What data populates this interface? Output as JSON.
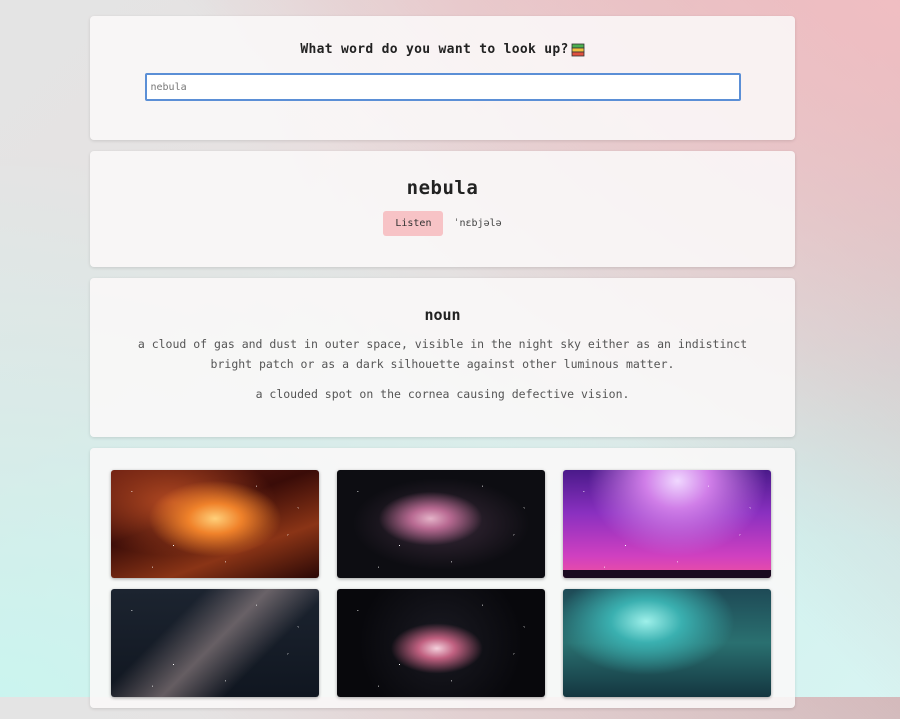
{
  "search": {
    "prompt": "What word do you want to look up?",
    "prompt_icon": "books-icon",
    "value": "nebula"
  },
  "entry": {
    "word": "nebula",
    "listen_label": "Listen",
    "phonetic": "ˈnɛbjələ"
  },
  "meaning": {
    "part_of_speech": "noun",
    "definitions": [
      "a cloud of gas and dust in outer space, visible in the night sky either as an indistinct bright patch or as a dark silhouette against other luminous matter.",
      "a clouded spot on the cornea causing defective vision."
    ]
  },
  "gallery": {
    "image_subjects": [
      "orange-nebula",
      "orion-nebula",
      "purple-milky-way",
      "milky-way-band",
      "orion-nebula-dark",
      "aurora"
    ]
  },
  "colors": {
    "listen_button": "#f7c3c6",
    "input_border": "#5b8fd6"
  }
}
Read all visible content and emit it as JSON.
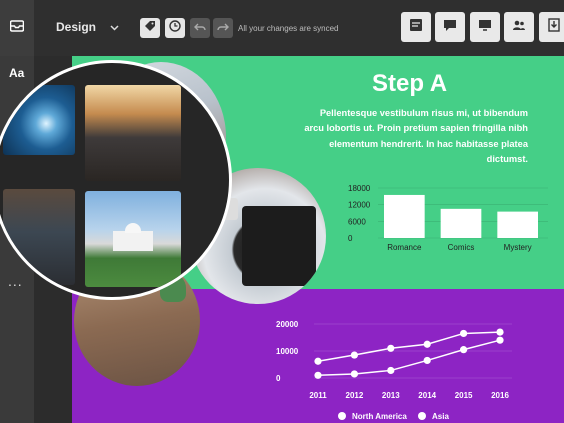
{
  "toolbar": {
    "design_label": "Design",
    "sync_status": "All your changes are synced"
  },
  "sidebar": {
    "text_tool_label": "Aa",
    "more_label": "..."
  },
  "slide": {
    "title": "Step A",
    "body": "Pellentesque vestibulum risus mi, ut bibendum arcu lobortis ut. Proin pretium sapien fringilla nibh elementum hendrerit. In hac habitasse platea dictumst."
  },
  "chart_data": [
    {
      "type": "bar",
      "categories": [
        "Romance",
        "Comics",
        "Mystery"
      ],
      "values": [
        15500,
        10500,
        9500
      ],
      "yticks": [
        "18000",
        "12000",
        "6000",
        "0"
      ],
      "ylim": [
        0,
        18000
      ],
      "color": "#ffffff"
    },
    {
      "type": "line",
      "x": [
        "2011",
        "2012",
        "2013",
        "2014",
        "2015",
        "2016"
      ],
      "yticks": [
        "20000",
        "10000",
        "0"
      ],
      "ylim": [
        0,
        20000
      ],
      "series": [
        {
          "name": "North America",
          "values": [
            6200,
            8500,
            11000,
            12500,
            16500,
            17000
          ]
        },
        {
          "name": "Asia",
          "values": [
            1000,
            1500,
            2800,
            6500,
            10500,
            14000
          ]
        }
      ],
      "color": "#ffffff"
    }
  ]
}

TASK DETAILS
Collect each line above holding the string "nebula".

ANSWER TO THIS PROBLEM
    "value": "nebula"
    "word": "nebula",
      "orange-nebula",
      "orion-nebula",
      "orion-nebula-dark",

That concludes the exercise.